━━ Dataset excerpts ━━

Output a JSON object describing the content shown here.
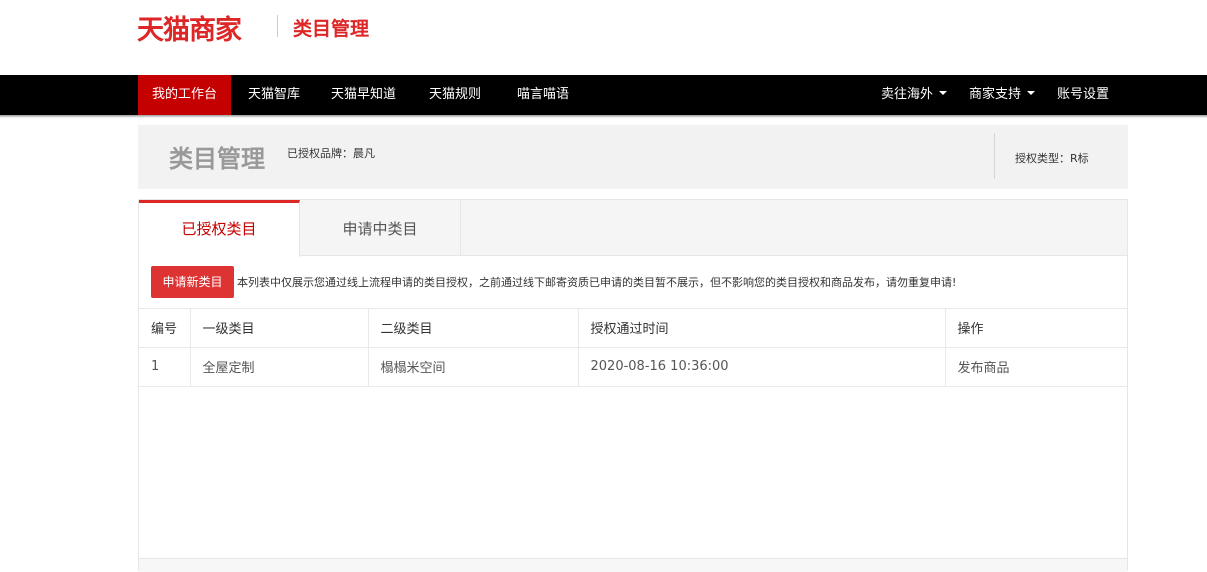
{
  "brand": {
    "logo_text": "天猫商家",
    "page_name": "类目管理"
  },
  "nav": {
    "left": [
      "我的工作台",
      "天猫智库",
      "天猫早知道",
      "天猫规则",
      "喵言喵语"
    ],
    "right": [
      {
        "label": "卖往海外",
        "dropdown": true
      },
      {
        "label": "商家支持",
        "dropdown": true
      },
      {
        "label": "账号设置",
        "dropdown": false
      }
    ],
    "active_index": 0,
    "active_color": "#c40000"
  },
  "header": {
    "title": "类目管理",
    "authorized_brand": "已授权品牌：晨凡",
    "auth_type": "授权类型：R标"
  },
  "tabs": [
    {
      "label": "已授权类目",
      "active": true
    },
    {
      "label": "申请中类目",
      "active": false
    }
  ],
  "actions": {
    "apply_button": "申请新类目",
    "notice": "本列表中仅展示您通过线上流程申请的类目授权，之前通过线下邮寄资质已申请的类目暂不展示，但不影响您的类目授权和商品发布，请勿重复申请!"
  },
  "table": {
    "columns": [
      "编号",
      "一级类目",
      "二级类目",
      "授权通过时间",
      "操作"
    ],
    "rows": [
      {
        "id": "1",
        "level1": "全屋定制",
        "level2": "榻榻米空间",
        "time": "2020-08-16 10:36:00",
        "action": "发布商品"
      }
    ]
  },
  "colors": {
    "accent": "#dd2727",
    "link": "#2b7fc4",
    "nav_bg": "#000000"
  }
}
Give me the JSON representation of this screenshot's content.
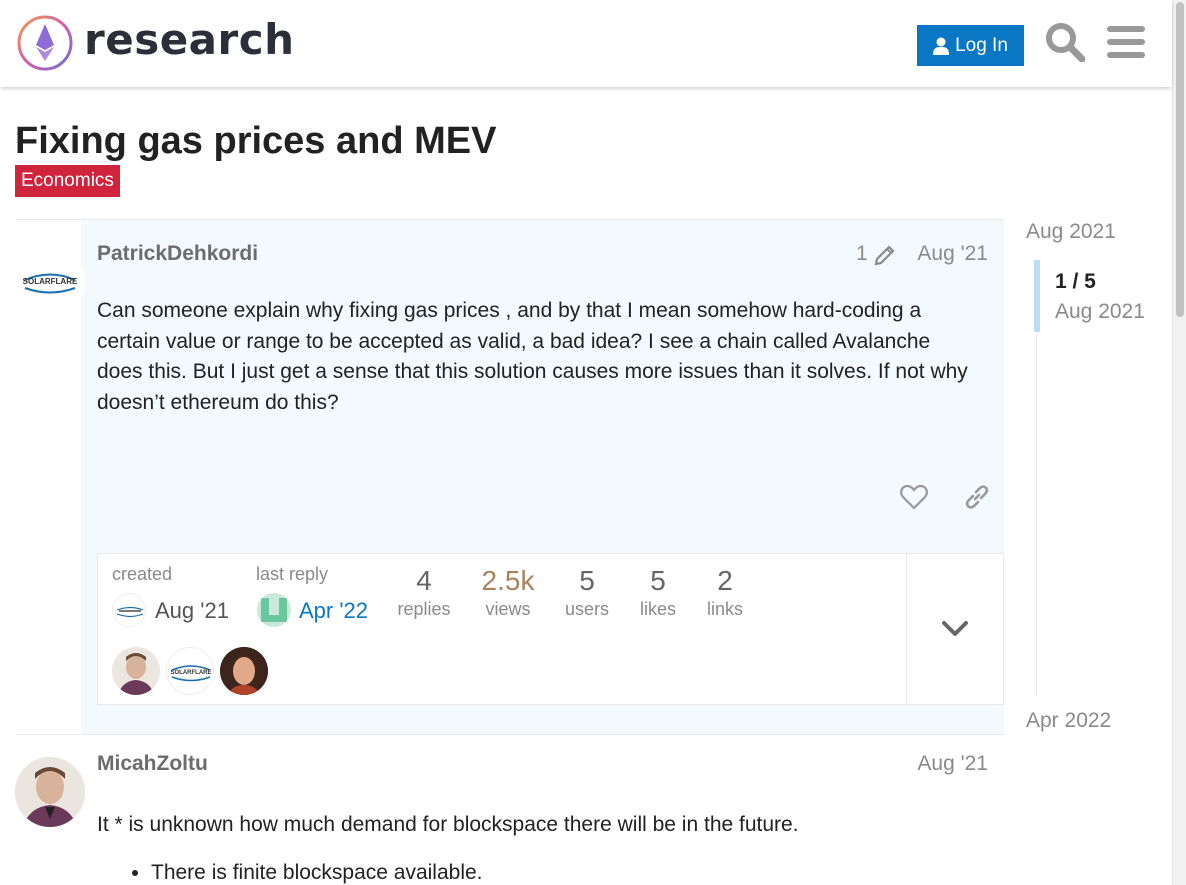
{
  "header": {
    "site_name": "research",
    "login_label": "Log In"
  },
  "topic": {
    "title": "Fixing gas prices and MEV",
    "category": "Economics",
    "category_color": "#d0243c"
  },
  "posts": [
    {
      "username": "PatrickDehkordi",
      "edit_count": "1",
      "date": "Aug '21",
      "text": "Can someone explain why fixing gas prices , and by that I mean somehow hard-coding a certain value or range to be accepted as valid, a bad idea? I see a chain called Avalanche does this. But I just get a sense that this solution causes more issues than it solves. If not why doesn’t ethereum do this?"
    },
    {
      "username": "MicahZoltu",
      "date": "Aug '21",
      "text": "It * is unknown how much demand for blockspace there will be in the future.",
      "bullets": [
        "There is finite blockspace available."
      ]
    }
  ],
  "topic_map": {
    "created_label": "created",
    "created_date": "Aug '21",
    "last_reply_label": "last reply",
    "last_reply_date": "Apr '22",
    "stats": [
      {
        "value": "4",
        "label": "replies"
      },
      {
        "value": "2.5k",
        "label": "views"
      },
      {
        "value": "5",
        "label": "users"
      },
      {
        "value": "5",
        "label": "likes"
      },
      {
        "value": "2",
        "label": "links"
      }
    ]
  },
  "timeline": {
    "start": "Aug 2021",
    "position": "1 / 5",
    "position_date": "Aug 2021",
    "end": "Apr 2022"
  },
  "icons": {
    "login": "user-icon",
    "search": "search-icon",
    "menu": "hamburger-menu-icon",
    "edit": "pencil-icon",
    "like": "heart-icon",
    "share": "link-icon",
    "expand": "chevron-down-icon"
  },
  "colors": {
    "primary": "#0a77c4",
    "views_highlight": "#a9845a",
    "post_highlight_bg": "#f3f9fd"
  }
}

━━━

Work to do: From the material above, copy each line that includes the word "value".

Written solution:
      "text": "Can someone explain why fixing gas prices , and by that I mean somehow hard-coding a certain value or range to be accepted as valid, a bad idea? I see a chain called Avalanche does this. But I just get a sense that this solution causes more issues than it solves. If not why doesn’t ethereum do this?"
        "value": "4",
        "value": "2.5k",
        "value": "5",
        "value": "5",
        "value": "2",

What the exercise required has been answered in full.